▶ Exercise task:
Look through the data below. Show each line where the string "Vice" occurs.

[Data entries]

* * * * *

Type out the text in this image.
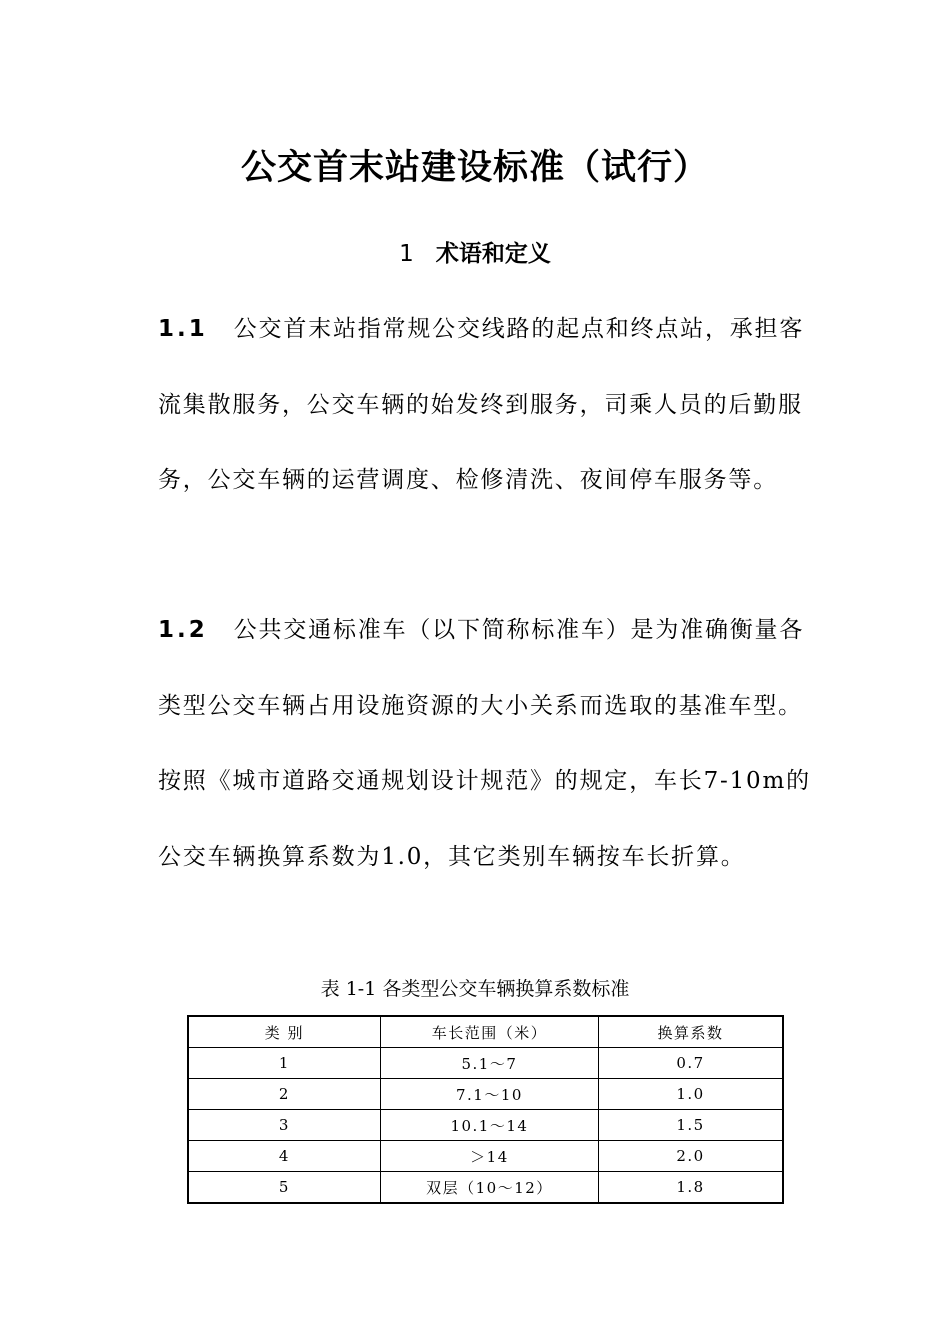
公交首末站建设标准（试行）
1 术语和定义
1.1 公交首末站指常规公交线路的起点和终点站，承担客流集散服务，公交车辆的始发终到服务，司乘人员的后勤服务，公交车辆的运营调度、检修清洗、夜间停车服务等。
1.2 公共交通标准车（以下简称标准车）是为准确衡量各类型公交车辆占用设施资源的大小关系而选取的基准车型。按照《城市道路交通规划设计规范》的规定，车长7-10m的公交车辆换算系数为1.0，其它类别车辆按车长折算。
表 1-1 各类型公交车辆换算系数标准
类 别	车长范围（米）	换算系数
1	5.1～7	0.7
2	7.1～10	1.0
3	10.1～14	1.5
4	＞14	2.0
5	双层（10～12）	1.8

* * * * *

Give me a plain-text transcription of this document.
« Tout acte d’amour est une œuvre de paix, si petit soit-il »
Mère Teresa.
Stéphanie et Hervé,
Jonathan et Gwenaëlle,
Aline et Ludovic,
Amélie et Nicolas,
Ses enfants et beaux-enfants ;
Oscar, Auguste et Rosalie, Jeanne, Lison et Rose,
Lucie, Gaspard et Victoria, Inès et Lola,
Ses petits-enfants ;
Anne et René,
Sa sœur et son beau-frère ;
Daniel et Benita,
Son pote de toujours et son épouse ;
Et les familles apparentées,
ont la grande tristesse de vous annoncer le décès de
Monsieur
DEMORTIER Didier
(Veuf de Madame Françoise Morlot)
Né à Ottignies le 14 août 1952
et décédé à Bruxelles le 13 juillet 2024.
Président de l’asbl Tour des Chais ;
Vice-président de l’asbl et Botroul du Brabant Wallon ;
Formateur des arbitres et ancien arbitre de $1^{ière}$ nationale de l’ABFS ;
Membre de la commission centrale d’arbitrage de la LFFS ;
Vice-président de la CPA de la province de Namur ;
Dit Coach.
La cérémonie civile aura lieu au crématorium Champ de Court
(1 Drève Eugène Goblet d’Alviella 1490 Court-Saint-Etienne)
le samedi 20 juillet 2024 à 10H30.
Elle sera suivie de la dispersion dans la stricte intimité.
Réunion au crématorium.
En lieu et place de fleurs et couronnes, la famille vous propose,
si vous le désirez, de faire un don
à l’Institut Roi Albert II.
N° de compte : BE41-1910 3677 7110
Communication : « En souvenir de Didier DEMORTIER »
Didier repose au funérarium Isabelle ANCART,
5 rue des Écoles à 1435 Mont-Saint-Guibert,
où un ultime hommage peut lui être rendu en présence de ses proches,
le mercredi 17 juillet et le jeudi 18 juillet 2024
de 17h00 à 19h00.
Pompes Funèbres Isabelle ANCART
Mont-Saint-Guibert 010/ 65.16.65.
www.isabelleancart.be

* * * * *

▶ Correct answer:
Vice-président de l’asbl et Botroul du Brabant Wallon ;
Vice-président de la CPA de la province de Namur ;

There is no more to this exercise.